Retype each line of the material exactly, please, skipping any picture in it.

Dataset entries on figures
══════

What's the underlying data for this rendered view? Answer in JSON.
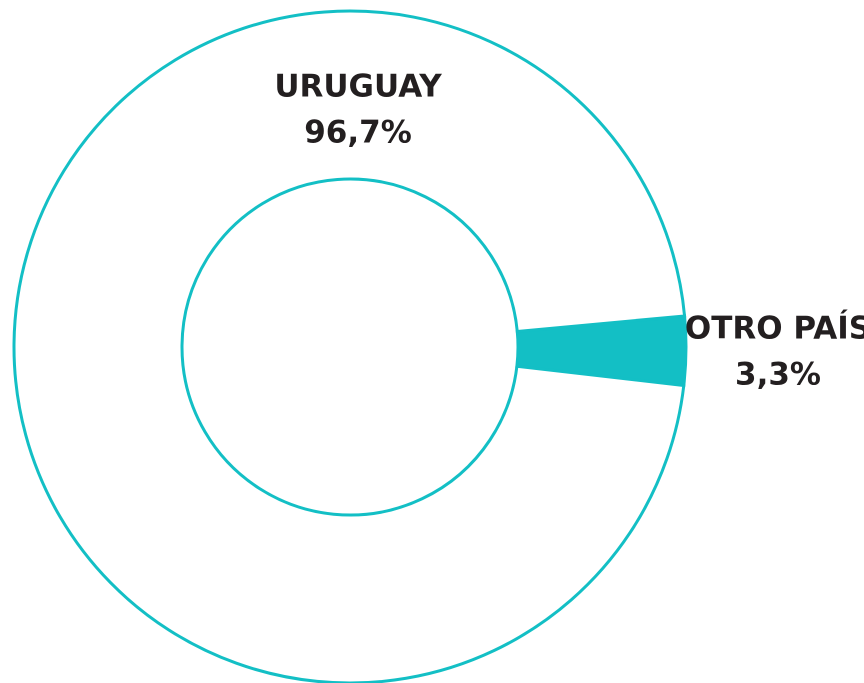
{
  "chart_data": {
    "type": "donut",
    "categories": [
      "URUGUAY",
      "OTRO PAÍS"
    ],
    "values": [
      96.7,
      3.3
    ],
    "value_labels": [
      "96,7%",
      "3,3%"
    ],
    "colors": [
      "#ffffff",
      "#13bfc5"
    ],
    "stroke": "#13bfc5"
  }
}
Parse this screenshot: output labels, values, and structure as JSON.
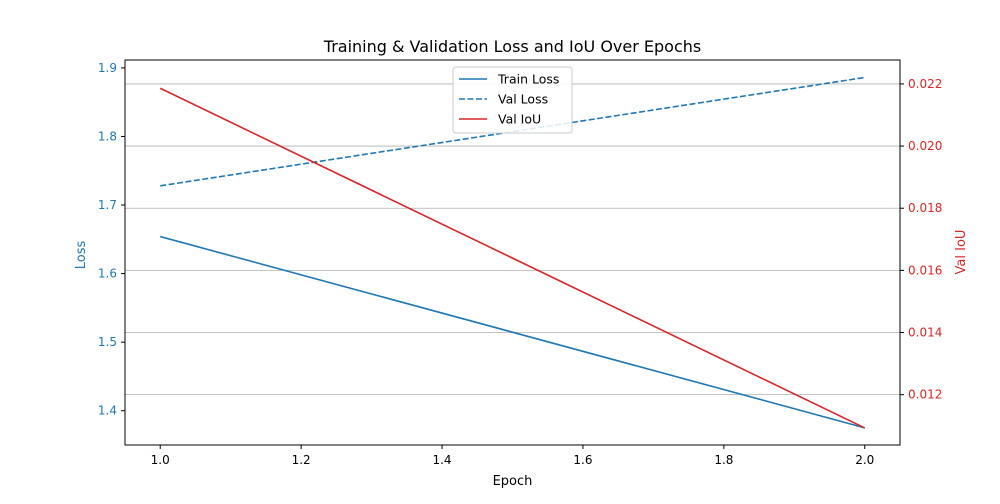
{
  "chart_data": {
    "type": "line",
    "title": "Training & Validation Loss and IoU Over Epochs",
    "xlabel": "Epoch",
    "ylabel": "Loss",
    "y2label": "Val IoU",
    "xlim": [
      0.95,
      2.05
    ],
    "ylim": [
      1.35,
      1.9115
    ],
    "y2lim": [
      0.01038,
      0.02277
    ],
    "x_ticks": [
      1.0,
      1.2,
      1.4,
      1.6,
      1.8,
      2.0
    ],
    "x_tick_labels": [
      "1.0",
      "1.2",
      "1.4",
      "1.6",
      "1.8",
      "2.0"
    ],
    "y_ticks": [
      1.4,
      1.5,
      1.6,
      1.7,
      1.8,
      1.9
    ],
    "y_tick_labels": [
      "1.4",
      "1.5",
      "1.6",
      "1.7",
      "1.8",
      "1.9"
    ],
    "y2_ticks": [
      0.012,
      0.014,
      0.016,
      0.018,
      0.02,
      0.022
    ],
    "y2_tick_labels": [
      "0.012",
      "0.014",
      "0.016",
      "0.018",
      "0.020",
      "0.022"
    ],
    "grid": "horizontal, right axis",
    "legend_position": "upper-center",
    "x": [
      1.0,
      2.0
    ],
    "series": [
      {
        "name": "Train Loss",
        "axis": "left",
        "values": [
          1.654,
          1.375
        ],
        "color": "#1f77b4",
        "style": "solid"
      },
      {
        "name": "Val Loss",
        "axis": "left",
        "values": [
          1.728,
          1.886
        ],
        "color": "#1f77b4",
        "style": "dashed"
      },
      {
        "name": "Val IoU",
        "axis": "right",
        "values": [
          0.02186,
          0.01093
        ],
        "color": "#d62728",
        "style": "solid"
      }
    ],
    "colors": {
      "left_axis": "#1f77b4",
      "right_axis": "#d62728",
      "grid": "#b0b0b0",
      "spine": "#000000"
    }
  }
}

══════

### SOLUTION FOR THIS TASK
What's the underlying data for this rendered view? Answer in JSON.
{
  "chart_data": {
    "type": "donut",
    "categories": [
      "URUGUAY",
      "OTRO PAÍS"
    ],
    "values": [
      96.7,
      3.3
    ],
    "value_labels": [
      "96,7%",
      "3,3%"
    ],
    "colors": [
      "#ffffff",
      "#13bfc5"
    ],
    "stroke": "#13bfc5"
  }
}
Parse this screenshot: output labels, values, and structure as JSON.
{
  "chart_data": {
    "type": "line",
    "title": "Training & Validation Loss and IoU Over Epochs",
    "xlabel": "Epoch",
    "ylabel": "Loss",
    "y2label": "Val IoU",
    "xlim": [
      0.95,
      2.05
    ],
    "ylim": [
      1.35,
      1.9115
    ],
    "y2lim": [
      0.01038,
      0.02277
    ],
    "x_ticks": [
      1.0,
      1.2,
      1.4,
      1.6,
      1.8,
      2.0
    ],
    "x_tick_labels": [
      "1.0",
      "1.2",
      "1.4",
      "1.6",
      "1.8",
      "2.0"
    ],
    "y_ticks": [
      1.4,
      1.5,
      1.6,
      1.7,
      1.8,
      1.9
    ],
    "y_tick_labels": [
      "1.4",
      "1.5",
      "1.6",
      "1.7",
      "1.8",
      "1.9"
    ],
    "y2_ticks": [
      0.012,
      0.014,
      0.016,
      0.018,
      0.02,
      0.022
    ],
    "y2_tick_labels": [
      "0.012",
      "0.014",
      "0.016",
      "0.018",
      "0.020",
      "0.022"
    ],
    "grid": "horizontal, right axis",
    "legend_position": "upper-center",
    "x": [
      1.0,
      2.0
    ],
    "series": [
      {
        "name": "Train Loss",
        "axis": "left",
        "values": [
          1.654,
          1.375
        ],
        "color": "#1f77b4",
        "style": "solid"
      },
      {
        "name": "Val Loss",
        "axis": "left",
        "values": [
          1.728,
          1.886
        ],
        "color": "#1f77b4",
        "style": "dashed"
      },
      {
        "name": "Val IoU",
        "axis": "right",
        "values": [
          0.02186,
          0.01093
        ],
        "color": "#d62728",
        "style": "solid"
      }
    ],
    "colors": {
      "left_axis": "#1f77b4",
      "right_axis": "#d62728",
      "grid": "#b0b0b0",
      "spine": "#000000"
    }
  }
}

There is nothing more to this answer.